From the entries below, work out the number of lines that hold the word "bottom", and give that number alone.

##### Entries supplied

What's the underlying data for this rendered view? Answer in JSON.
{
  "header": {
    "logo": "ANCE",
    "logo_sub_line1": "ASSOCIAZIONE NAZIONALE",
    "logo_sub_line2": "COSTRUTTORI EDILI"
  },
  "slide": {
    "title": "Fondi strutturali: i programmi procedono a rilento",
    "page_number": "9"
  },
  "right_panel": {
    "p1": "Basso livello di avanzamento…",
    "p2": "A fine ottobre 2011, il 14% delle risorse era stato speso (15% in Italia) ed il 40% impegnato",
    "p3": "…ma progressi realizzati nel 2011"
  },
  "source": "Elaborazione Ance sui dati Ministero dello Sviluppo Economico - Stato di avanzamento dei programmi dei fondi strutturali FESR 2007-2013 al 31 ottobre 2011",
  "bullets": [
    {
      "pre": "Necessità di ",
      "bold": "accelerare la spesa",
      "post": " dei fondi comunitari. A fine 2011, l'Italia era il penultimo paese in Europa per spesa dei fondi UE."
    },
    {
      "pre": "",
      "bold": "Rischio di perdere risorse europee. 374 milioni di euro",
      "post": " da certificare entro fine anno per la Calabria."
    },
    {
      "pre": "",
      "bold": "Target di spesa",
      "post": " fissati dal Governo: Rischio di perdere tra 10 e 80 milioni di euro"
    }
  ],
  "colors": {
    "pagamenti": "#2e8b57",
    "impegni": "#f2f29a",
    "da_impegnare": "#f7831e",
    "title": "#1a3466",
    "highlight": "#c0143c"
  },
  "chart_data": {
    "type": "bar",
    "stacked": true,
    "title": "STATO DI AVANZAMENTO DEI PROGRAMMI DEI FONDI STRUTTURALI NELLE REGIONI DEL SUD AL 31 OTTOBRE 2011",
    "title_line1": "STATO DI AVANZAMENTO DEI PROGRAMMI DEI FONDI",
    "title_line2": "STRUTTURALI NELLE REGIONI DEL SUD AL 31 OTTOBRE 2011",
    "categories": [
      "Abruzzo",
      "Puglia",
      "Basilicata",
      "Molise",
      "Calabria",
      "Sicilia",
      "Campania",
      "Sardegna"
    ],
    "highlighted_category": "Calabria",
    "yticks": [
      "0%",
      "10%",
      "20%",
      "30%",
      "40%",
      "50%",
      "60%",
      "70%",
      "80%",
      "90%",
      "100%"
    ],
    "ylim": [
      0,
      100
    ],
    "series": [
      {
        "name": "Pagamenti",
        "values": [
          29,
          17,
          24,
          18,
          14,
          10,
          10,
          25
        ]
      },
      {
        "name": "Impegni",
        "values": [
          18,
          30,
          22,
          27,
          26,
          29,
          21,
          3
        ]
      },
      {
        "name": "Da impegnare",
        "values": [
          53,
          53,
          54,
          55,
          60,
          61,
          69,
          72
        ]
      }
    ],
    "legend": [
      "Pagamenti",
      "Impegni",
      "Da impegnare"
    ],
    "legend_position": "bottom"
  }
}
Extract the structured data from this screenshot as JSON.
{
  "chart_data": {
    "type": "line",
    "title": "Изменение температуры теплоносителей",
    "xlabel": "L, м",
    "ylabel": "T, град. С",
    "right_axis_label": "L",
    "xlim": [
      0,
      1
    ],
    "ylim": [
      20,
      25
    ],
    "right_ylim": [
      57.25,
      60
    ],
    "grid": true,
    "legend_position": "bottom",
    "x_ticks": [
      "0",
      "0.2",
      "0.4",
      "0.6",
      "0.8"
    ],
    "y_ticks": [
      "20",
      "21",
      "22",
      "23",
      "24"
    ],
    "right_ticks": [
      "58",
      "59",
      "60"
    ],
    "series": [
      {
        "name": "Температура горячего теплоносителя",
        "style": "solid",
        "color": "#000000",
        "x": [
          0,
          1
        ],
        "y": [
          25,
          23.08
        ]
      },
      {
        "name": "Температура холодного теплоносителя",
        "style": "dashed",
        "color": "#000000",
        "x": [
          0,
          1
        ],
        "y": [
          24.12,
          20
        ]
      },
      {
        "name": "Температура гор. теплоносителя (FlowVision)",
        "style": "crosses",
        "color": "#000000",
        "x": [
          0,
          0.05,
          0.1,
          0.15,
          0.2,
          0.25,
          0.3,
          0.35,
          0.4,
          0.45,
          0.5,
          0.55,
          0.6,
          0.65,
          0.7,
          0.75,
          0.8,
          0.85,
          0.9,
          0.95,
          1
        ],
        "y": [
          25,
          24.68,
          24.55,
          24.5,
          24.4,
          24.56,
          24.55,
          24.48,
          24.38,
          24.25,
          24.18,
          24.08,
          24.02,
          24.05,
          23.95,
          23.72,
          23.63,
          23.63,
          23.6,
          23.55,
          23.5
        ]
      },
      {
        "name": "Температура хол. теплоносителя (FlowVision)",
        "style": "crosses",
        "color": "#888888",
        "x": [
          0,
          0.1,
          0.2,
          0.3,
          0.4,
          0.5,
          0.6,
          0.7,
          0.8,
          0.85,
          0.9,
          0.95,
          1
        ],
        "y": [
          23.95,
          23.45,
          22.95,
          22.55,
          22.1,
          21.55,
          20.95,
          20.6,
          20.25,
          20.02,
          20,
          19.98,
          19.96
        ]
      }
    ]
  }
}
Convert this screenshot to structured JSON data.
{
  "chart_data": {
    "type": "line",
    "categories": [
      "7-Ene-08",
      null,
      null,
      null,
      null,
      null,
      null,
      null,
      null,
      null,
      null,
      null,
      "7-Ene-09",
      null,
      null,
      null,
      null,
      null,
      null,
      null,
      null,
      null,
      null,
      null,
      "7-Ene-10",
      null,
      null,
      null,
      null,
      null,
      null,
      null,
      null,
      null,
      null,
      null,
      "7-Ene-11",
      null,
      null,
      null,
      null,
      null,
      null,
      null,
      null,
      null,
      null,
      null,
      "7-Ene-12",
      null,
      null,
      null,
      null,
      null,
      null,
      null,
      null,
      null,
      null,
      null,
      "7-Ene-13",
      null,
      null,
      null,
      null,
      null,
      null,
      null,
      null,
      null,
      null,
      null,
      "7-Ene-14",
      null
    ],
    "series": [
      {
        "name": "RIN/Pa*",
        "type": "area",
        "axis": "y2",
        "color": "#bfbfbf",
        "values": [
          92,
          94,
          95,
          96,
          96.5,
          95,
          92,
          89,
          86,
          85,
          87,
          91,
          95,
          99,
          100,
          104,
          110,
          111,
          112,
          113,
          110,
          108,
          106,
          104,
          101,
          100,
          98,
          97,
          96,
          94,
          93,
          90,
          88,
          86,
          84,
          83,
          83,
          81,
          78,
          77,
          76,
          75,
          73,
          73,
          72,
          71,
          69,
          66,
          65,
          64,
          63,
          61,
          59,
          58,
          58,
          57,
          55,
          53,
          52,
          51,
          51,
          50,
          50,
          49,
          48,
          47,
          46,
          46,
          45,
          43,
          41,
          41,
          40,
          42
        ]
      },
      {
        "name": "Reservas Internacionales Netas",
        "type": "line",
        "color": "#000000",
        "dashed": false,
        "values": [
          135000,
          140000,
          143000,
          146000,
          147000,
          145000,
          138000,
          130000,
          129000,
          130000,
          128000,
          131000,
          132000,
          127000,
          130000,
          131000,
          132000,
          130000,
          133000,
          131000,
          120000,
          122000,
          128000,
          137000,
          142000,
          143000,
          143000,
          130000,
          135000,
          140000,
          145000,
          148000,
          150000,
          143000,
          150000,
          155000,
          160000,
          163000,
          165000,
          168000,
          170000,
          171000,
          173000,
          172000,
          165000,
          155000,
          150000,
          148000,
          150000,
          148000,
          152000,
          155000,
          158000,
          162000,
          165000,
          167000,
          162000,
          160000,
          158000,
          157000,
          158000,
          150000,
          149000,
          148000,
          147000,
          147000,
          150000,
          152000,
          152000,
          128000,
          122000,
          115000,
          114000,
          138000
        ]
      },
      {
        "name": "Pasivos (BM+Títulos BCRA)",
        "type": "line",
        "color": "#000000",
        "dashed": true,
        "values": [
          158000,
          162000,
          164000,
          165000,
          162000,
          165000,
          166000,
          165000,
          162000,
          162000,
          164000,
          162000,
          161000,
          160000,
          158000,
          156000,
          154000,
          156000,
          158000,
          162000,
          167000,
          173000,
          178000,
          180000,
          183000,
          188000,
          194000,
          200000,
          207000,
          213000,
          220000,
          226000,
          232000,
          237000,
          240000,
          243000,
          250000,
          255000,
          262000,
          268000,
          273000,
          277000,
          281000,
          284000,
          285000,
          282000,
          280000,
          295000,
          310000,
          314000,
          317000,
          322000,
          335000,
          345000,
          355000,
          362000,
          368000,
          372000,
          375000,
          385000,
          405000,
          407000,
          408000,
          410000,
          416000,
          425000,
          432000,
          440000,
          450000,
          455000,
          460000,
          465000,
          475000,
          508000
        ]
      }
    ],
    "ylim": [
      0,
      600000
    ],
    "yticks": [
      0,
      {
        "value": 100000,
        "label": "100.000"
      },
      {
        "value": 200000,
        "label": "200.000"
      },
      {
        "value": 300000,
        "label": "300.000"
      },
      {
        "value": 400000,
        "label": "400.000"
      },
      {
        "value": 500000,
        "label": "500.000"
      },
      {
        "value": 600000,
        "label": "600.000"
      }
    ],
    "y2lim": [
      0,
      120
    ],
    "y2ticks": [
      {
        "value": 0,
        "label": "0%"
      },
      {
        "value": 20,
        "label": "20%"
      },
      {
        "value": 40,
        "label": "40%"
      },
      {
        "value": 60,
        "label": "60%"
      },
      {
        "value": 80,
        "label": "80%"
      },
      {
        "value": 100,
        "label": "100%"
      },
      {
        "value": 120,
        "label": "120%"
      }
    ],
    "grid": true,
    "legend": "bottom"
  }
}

##########

Task answer: 3